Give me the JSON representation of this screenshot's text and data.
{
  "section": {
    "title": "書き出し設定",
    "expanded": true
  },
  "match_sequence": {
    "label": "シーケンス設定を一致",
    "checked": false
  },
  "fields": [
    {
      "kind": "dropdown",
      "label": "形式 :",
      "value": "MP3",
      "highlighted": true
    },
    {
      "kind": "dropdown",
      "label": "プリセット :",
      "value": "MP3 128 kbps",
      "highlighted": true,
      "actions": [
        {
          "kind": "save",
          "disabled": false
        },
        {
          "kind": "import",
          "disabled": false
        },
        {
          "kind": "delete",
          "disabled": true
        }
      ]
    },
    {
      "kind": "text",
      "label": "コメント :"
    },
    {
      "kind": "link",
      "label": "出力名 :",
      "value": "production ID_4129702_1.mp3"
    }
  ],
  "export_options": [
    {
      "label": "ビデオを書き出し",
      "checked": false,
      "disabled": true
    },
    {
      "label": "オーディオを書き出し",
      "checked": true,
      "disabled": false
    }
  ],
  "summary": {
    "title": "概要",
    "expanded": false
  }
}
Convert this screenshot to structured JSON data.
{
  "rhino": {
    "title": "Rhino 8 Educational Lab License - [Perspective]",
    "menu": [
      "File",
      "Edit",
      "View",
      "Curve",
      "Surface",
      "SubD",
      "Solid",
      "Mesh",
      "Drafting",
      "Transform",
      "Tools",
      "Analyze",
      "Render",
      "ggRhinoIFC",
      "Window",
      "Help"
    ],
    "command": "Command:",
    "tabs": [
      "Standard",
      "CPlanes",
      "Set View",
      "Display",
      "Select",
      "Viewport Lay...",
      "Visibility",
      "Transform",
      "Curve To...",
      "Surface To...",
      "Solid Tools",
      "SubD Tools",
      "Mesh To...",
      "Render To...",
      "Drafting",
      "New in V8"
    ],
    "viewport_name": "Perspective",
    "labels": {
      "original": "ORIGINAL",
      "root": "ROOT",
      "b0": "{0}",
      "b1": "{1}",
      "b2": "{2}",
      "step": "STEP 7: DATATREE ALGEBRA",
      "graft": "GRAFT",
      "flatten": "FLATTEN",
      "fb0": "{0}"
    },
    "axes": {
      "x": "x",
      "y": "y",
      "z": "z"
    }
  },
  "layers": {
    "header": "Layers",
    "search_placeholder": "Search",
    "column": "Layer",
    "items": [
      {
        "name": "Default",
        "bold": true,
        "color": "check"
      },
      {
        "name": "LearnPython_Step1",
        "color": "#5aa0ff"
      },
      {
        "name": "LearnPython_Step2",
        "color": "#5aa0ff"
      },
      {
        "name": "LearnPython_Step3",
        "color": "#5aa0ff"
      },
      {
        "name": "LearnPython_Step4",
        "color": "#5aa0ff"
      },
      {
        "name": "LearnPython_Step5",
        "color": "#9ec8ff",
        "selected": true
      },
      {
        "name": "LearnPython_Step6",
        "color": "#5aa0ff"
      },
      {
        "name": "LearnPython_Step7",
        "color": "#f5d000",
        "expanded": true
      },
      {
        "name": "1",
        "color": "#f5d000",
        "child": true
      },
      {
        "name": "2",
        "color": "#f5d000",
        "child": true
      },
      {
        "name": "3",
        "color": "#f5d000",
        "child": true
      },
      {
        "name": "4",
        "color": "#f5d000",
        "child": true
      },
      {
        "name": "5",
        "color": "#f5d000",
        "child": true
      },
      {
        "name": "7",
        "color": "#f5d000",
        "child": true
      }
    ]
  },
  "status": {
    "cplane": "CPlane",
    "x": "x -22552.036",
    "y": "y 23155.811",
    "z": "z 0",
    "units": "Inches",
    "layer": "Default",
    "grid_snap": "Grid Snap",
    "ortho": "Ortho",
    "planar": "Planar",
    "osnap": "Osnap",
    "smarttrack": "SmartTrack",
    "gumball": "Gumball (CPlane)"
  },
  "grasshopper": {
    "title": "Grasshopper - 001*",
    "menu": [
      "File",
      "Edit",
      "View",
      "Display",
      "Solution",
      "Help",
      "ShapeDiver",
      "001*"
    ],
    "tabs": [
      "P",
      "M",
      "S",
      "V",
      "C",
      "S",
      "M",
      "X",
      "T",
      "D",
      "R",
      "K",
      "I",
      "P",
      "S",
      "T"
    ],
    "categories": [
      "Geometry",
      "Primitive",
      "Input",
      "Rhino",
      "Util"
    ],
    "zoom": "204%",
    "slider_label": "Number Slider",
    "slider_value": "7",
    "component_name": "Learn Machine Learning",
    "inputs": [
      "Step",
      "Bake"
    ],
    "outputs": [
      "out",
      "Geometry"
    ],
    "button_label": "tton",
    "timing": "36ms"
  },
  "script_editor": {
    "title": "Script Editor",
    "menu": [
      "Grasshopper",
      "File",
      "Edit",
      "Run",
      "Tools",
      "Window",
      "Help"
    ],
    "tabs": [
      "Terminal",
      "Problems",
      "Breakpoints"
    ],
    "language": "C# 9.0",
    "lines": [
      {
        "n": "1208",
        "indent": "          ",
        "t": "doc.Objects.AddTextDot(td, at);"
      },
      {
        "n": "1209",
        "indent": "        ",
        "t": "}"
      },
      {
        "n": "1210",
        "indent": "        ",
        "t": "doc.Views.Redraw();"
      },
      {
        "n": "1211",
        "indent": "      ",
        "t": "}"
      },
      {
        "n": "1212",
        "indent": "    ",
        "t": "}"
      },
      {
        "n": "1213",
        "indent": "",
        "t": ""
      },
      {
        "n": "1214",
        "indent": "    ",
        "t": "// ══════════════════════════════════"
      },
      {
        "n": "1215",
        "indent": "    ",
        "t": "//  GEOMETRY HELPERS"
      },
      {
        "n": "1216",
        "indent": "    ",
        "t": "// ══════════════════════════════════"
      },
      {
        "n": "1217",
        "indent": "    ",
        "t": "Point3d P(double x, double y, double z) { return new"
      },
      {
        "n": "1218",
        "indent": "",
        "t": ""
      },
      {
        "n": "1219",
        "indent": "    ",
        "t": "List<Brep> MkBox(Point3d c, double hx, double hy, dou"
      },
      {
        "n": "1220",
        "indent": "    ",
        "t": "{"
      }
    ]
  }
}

_ _ _

• _EXERCISE_:
Recopy all the lines exactly as they appear.

• _RESULT_:
Give me the JSON representation of this screenshot's text and data.
{
  "section": {
    "title": "書き出し設定",
    "expanded": true
  },
  "match_sequence": {
    "label": "シーケンス設定を一致",
    "checked": false
  },
  "fields": [
    {
      "kind": "dropdown",
      "label": "形式 :",
      "value": "MP3",
      "highlighted": true
    },
    {
      "kind": "dropdown",
      "label": "プリセット :",
      "value": "MP3 128 kbps",
      "highlighted": true,
      "actions": [
        {
          "kind": "save",
          "disabled": false
        },
        {
          "kind": "import",
          "disabled": false
        },
        {
          "kind": "delete",
          "disabled": true
        }
      ]
    },
    {
      "kind": "text",
      "label": "コメント :"
    },
    {
      "kind": "link",
      "label": "出力名 :",
      "value": "production ID_4129702_1.mp3"
    }
  ],
  "export_options": [
    {
      "label": "ビデオを書き出し",
      "checked": false,
      "disabled": true
    },
    {
      "label": "オーディオを書き出し",
      "checked": true,
      "disabled": false
    }
  ],
  "summary": {
    "title": "概要",
    "expanded": false
  }
}
Convert this screenshot to structured JSON data.
{
  "rhino": {
    "title": "Rhino 8 Educational Lab License - [Perspective]",
    "menu": [
      "File",
      "Edit",
      "View",
      "Curve",
      "Surface",
      "SubD",
      "Solid",
      "Mesh",
      "Drafting",
      "Transform",
      "Tools",
      "Analyze",
      "Render",
      "ggRhinoIFC",
      "Window",
      "Help"
    ],
    "command": "Command:",
    "tabs": [
      "Standard",
      "CPlanes",
      "Set View",
      "Display",
      "Select",
      "Viewport Lay...",
      "Visibility",
      "Transform",
      "Curve To...",
      "Surface To...",
      "Solid Tools",
      "SubD Tools",
      "Mesh To...",
      "Render To...",
      "Drafting",
      "New in V8"
    ],
    "viewport_name": "Perspective",
    "labels": {
      "original": "ORIGINAL",
      "root": "ROOT",
      "b0": "{0}",
      "b1": "{1}",
      "b2": "{2}",
      "step": "STEP 7: DATATREE ALGEBRA",
      "graft": "GRAFT",
      "flatten": "FLATTEN",
      "fb0": "{0}"
    },
    "axes": {
      "x": "x",
      "y": "y",
      "z": "z"
    }
  },
  "layers": {
    "header": "Layers",
    "search_placeholder": "Search",
    "column": "Layer",
    "items": [
      {
        "name": "Default",
        "bold": true,
        "color": "check"
      },
      {
        "name": "LearnPython_Step1",
        "color": "#5aa0ff"
      },
      {
        "name": "LearnPython_Step2",
        "color": "#5aa0ff"
      },
      {
        "name": "LearnPython_Step3",
        "color": "#5aa0ff"
      },
      {
        "name": "LearnPython_Step4",
        "color": "#5aa0ff"
      },
      {
        "name": "LearnPython_Step5",
        "color": "#9ec8ff",
        "selected": true
      },
      {
        "name": "LearnPython_Step6",
        "color": "#5aa0ff"
      },
      {
        "name": "LearnPython_Step7",
        "color": "#f5d000",
        "expanded": true
      },
      {
        "name": "1",
        "color": "#f5d000",
        "child": true
      },
      {
        "name": "2",
        "color": "#f5d000",
        "child": true
      },
      {
        "name": "3",
        "color": "#f5d000",
        "child": true
      },
      {
        "name": "4",
        "color": "#f5d000",
        "child": true
      },
      {
        "name": "5",
        "color": "#f5d000",
        "child": true
      },
      {
        "name": "7",
        "color": "#f5d000",
        "child": true
      }
    ]
  },
  "status": {
    "cplane": "CPlane",
    "x": "x -22552.036",
    "y": "y 23155.811",
    "z": "z 0",
    "units": "Inches",
    "layer": "Default",
    "grid_snap": "Grid Snap",
    "ortho": "Ortho",
    "planar": "Planar",
    "osnap": "Osnap",
    "smarttrack": "SmartTrack",
    "gumball": "Gumball (CPlane)"
  },
  "grasshopper": {
    "title": "Grasshopper - 001*",
    "menu": [
      "File",
      "Edit",
      "View",
      "Display",
      "Solution",
      "Help",
      "ShapeDiver",
      "001*"
    ],
    "tabs": [
      "P",
      "M",
      "S",
      "V",
      "C",
      "S",
      "M",
      "X",
      "T",
      "D",
      "R",
      "K",
      "I",
      "P",
      "S",
      "T"
    ],
    "categories": [
      "Geometry",
      "Primitive",
      "Input",
      "Rhino",
      "Util"
    ],
    "zoom": "204%",
    "slider_label": "Number Slider",
    "slider_value": "7",
    "component_name": "Learn Machine Learning",
    "inputs": [
      "Step",
      "Bake"
    ],
    "outputs": [
      "out",
      "Geometry"
    ],
    "button_label": "tton",
    "timing": "36ms"
  },
  "script_editor": {
    "title": "Script Editor",
    "menu": [
      "Grasshopper",
      "File",
      "Edit",
      "Run",
      "Tools",
      "Window",
      "Help"
    ],
    "tabs": [
      "Terminal",
      "Problems",
      "Breakpoints"
    ],
    "language": "C# 9.0",
    "lines": [
      {
        "n": "1208",
        "indent": "          ",
        "t": "doc.Objects.AddTextDot(td, at);"
      },
      {
        "n": "1209",
        "indent": "        ",
        "t": "}"
      },
      {
        "n": "1210",
        "indent": "        ",
        "t": "doc.Views.Redraw();"
      },
      {
        "n": "1211",
        "indent": "      ",
        "t": "}"
      },
      {
        "n": "1212",
        "indent": "    ",
        "t": "}"
      },
      {
        "n": "1213",
        "indent": "",
        "t": ""
      },
      {
        "n": "1214",
        "indent": "    ",
        "t": "// ══════════════════════════════════"
      },
      {
        "n": "1215",
        "indent": "    ",
        "t": "//  GEOMETRY HELPERS"
      },
      {
        "n": "1216",
        "indent": "    ",
        "t": "// ══════════════════════════════════"
      },
      {
        "n": "1217",
        "indent": "    ",
        "t": "Point3d P(double x, double y, double z) { return new"
      },
      {
        "n": "1218",
        "indent": "",
        "t": ""
      },
      {
        "n": "1219",
        "indent": "    ",
        "t": "List<Brep> MkBox(Point3d c, double hx, double hy, dou"
      },
      {
        "n": "1220",
        "indent": "    ",
        "t": "{"
      }
    ]
  }
}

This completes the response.